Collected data
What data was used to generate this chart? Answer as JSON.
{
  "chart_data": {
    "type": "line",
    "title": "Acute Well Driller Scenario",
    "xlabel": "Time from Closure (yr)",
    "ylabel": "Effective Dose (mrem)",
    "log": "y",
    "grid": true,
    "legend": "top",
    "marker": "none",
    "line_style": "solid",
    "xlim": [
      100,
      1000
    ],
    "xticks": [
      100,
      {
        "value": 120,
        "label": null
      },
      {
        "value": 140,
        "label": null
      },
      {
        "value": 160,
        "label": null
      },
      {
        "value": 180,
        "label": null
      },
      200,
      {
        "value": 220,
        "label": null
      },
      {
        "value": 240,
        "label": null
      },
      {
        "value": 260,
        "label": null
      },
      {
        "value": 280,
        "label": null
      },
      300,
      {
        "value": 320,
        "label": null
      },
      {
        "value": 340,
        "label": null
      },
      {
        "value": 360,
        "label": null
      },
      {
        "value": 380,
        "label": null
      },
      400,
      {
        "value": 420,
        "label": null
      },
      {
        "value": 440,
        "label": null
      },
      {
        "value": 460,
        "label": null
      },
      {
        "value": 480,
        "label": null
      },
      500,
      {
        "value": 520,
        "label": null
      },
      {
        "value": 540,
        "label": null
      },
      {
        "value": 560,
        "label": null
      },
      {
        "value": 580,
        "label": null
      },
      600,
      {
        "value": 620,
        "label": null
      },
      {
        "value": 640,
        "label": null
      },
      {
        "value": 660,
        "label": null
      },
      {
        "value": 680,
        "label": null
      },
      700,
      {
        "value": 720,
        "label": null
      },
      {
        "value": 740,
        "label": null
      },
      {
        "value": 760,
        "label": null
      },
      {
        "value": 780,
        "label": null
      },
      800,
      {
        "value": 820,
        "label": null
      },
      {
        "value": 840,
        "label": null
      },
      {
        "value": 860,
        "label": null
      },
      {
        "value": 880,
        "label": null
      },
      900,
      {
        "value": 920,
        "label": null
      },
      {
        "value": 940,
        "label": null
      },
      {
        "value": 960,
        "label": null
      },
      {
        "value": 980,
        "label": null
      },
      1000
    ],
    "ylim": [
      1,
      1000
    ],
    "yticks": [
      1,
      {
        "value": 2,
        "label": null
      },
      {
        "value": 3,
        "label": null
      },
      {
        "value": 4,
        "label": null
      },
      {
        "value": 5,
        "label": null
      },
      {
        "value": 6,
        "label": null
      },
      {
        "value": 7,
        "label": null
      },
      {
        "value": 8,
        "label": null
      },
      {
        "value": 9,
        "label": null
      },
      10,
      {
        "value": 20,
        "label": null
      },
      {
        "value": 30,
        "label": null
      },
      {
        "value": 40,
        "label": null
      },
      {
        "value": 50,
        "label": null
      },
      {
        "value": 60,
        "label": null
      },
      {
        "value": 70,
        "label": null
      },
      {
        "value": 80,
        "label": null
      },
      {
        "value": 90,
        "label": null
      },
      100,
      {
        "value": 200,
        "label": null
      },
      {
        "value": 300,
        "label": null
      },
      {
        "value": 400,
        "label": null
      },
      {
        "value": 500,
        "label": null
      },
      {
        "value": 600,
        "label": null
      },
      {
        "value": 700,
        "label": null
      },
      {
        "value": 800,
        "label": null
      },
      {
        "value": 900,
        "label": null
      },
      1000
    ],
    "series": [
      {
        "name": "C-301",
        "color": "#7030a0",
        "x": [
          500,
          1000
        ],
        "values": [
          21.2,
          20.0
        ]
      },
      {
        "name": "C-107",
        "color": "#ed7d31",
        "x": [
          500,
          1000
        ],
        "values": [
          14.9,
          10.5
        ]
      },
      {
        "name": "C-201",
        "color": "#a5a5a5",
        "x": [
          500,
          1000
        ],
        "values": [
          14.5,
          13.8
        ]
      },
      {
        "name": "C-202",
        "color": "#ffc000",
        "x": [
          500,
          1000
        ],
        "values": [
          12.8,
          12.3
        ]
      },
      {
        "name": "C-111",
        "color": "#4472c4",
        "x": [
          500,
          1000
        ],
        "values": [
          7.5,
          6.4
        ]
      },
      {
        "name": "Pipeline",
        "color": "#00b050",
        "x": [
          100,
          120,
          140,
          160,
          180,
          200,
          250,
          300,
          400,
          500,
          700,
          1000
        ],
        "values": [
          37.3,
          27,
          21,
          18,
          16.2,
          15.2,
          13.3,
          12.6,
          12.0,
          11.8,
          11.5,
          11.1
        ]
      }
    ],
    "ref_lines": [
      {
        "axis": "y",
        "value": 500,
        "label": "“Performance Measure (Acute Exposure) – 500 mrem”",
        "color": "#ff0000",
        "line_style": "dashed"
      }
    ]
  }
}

...

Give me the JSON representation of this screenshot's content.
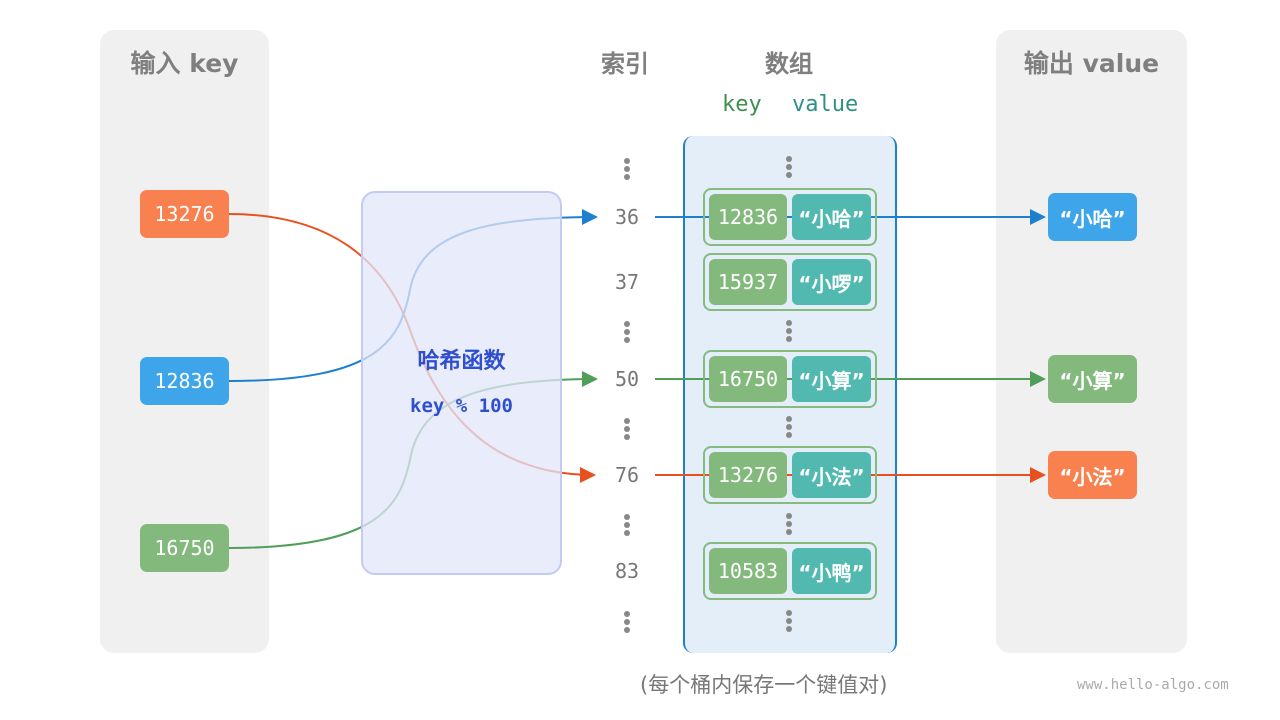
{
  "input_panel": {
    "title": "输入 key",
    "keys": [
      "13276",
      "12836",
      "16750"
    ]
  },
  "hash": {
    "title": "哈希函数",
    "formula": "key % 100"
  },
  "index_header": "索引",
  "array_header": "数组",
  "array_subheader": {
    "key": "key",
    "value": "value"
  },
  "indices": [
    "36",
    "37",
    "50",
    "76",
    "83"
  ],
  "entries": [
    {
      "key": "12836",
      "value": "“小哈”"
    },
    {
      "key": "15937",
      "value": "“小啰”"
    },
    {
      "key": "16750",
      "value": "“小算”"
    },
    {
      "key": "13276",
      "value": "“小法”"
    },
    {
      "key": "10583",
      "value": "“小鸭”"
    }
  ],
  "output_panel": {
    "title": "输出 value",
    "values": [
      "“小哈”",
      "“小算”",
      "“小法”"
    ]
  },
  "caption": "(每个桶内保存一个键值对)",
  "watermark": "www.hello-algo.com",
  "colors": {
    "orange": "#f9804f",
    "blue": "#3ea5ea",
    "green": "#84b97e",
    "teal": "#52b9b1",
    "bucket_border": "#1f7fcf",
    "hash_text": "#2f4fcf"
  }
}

→ Given exercise
Where does the word "mrem" appear? Return each line that holds it.

→ Output for this task
    "ylabel": "Effective Dose (mrem)",
        "label": "“Performance Measure (Acute Exposure) – 500 mrem”",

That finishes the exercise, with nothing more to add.